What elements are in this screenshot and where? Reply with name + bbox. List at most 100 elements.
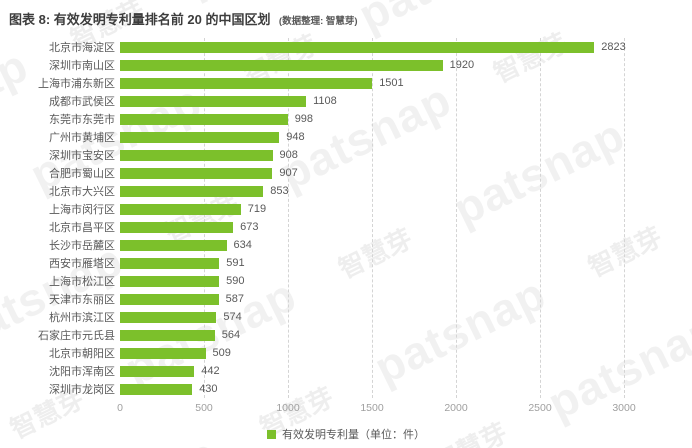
bar (120, 77, 373, 89)
chart-row: 深圳市宝安区 908 (0, 146, 692, 164)
category-label: 天津市东丽区 (49, 294, 115, 306)
bar (120, 95, 307, 107)
chart-row: 天津市东丽区 587 (0, 290, 692, 308)
bar-chart-plot-area: 北京市海淀区 2823 深圳市南山区 1920 上海市浦东新区 1501 成都市武侯区 110… (0, 38, 692, 398)
value-label: 907 (279, 167, 298, 179)
value-label: 574 (223, 311, 242, 323)
bar (120, 365, 195, 377)
category-label: 东莞市东莞市 (49, 114, 115, 126)
category-label: 北京市朝阳区 (49, 348, 115, 360)
category-label: 上海市松江区 (49, 276, 115, 288)
chart-row: 西安市雁塔区 591 (0, 254, 692, 272)
chart-row: 北京市大兴区 853 (0, 182, 692, 200)
bar (120, 311, 217, 323)
x-tick-label: 3000 (612, 402, 636, 414)
category-label: 深圳市龙岗区 (49, 384, 115, 396)
chart-title: 图表 8: 有效发明专利量排名前 20 的中国区划 (数据整理: 智慧芽) (0, 0, 692, 29)
bar (120, 347, 206, 359)
bar (120, 203, 241, 215)
chart-row: 石家庄市元氏县 564 (0, 326, 692, 344)
value-label: 719 (247, 203, 267, 215)
value-label: 853 (270, 185, 289, 197)
value-label: 430 (199, 383, 218, 395)
chart-title-note: (数据整理: 智慧芽) (278, 16, 358, 27)
value-label: 673 (240, 221, 259, 233)
gridline-layer (120, 38, 625, 398)
value-label: 587 (225, 293, 244, 305)
x-tick-label: 2500 (528, 402, 552, 414)
value-label: 1501 (379, 77, 404, 89)
chart-row: 北京市昌平区 673 (0, 218, 692, 236)
value-label: 1108 (313, 95, 337, 107)
bar (120, 41, 595, 53)
legend-color-swatch (267, 429, 276, 439)
category-label: 石家庄市元氏县 (38, 330, 115, 342)
value-label: 1920 (449, 59, 475, 71)
category-label: 西安市雁塔区 (49, 258, 115, 270)
chart-row: 北京市海淀区 2823 (0, 38, 692, 56)
bar (120, 293, 219, 305)
bar (120, 239, 227, 251)
x-tick-label: 1000 (276, 402, 300, 414)
chart-row: 成都市武侯区 1108 (0, 92, 692, 110)
category-label: 成都市武侯区 (49, 96, 115, 108)
category-label: 沈阳市浑南区 (49, 366, 115, 378)
category-label: 北京市昌平区 (49, 222, 115, 234)
category-label: 上海市浦东新区 (38, 78, 115, 90)
chart-row: 东莞市东莞市 998 (0, 110, 692, 128)
chart-row: 深圳市龙岗区 430 (0, 380, 692, 398)
chart-row: 上海市浦东新区 1501 (0, 74, 692, 92)
gridline (624, 38, 625, 398)
gridline (288, 38, 289, 398)
value-label: 509 (212, 347, 231, 359)
bar (120, 113, 288, 125)
bar (120, 131, 280, 143)
bar (120, 275, 220, 287)
chart-row: 沈阳市浑南区 442 (0, 362, 692, 380)
chart-legend: 有效发明专利量（单位：件） (0, 426, 692, 442)
chart-row: 长沙市岳麓区 634 (0, 236, 692, 254)
chart-row: 广州市黄埔区 948 (0, 128, 692, 146)
chart-row: 北京市朝阳区 509 (0, 344, 692, 362)
bar (120, 221, 234, 233)
category-label: 上海市闵行区 (49, 204, 115, 216)
value-label: 564 (221, 329, 241, 341)
value-label: 998 (294, 113, 314, 125)
gridline (372, 38, 373, 398)
category-label: 深圳市南山区 (49, 60, 115, 72)
legend-label: 有效发明专利量（单位：件） (282, 429, 425, 441)
category-label: 北京市海淀区 (49, 42, 115, 54)
bar (120, 149, 273, 161)
value-label: 2823 (601, 41, 626, 53)
bar (120, 185, 264, 197)
bar-rows: 北京市海淀区 2823 深圳市南山区 1920 上海市浦东新区 1501 成都市武侯区 110… (0, 38, 692, 398)
value-label: 442 (201, 365, 220, 377)
x-tick-label: 500 (195, 402, 213, 414)
chart-title-text: 图表 8: 有效发明专利量排名前 20 的中国区划 (9, 12, 271, 27)
chart-row: 深圳市南山区 1920 (0, 56, 692, 74)
x-tick-label: 2000 (444, 402, 468, 414)
category-label: 广州市黄埔区 (49, 132, 115, 144)
category-label: 合肥市蜀山区 (49, 168, 115, 180)
category-label: 长沙市岳麓区 (49, 240, 115, 252)
value-label: 591 (226, 257, 245, 269)
bar (120, 59, 443, 71)
chart-row: 上海市松江区 590 (0, 272, 692, 290)
category-label: 北京市大兴区 (49, 186, 115, 198)
bar (120, 329, 215, 341)
x-tick-label: 0 (117, 402, 123, 414)
gridline (204, 38, 205, 398)
value-label: 590 (226, 275, 245, 287)
category-label: 杭州市滨江区 (49, 312, 115, 324)
bar (120, 383, 193, 395)
gridline (540, 38, 541, 398)
value-label: 908 (279, 149, 298, 161)
gridline (456, 38, 457, 398)
bar (120, 257, 220, 269)
chart-row: 上海市闵行区 719 (0, 200, 692, 218)
x-tick-label: 1500 (360, 402, 384, 414)
bar (120, 167, 273, 179)
chart-row: 杭州市滨江区 574 (0, 308, 692, 326)
value-label: 634 (233, 239, 252, 251)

● Prompt:
Which lines in the material above contain the string "title"? List each of them in full.

● Reply:
chart-title: 图表 8: 有效发明专利量排名前 20 的中国区划 (数据整理: 智慧芽) (0, 0, 692, 29)
chart-title-note: (数据整理: 智慧芽) (278, 16, 358, 27)
chart-title-text: 图表 8: 有效发明专利量排名前 20 的中国区划 (9, 12, 271, 27)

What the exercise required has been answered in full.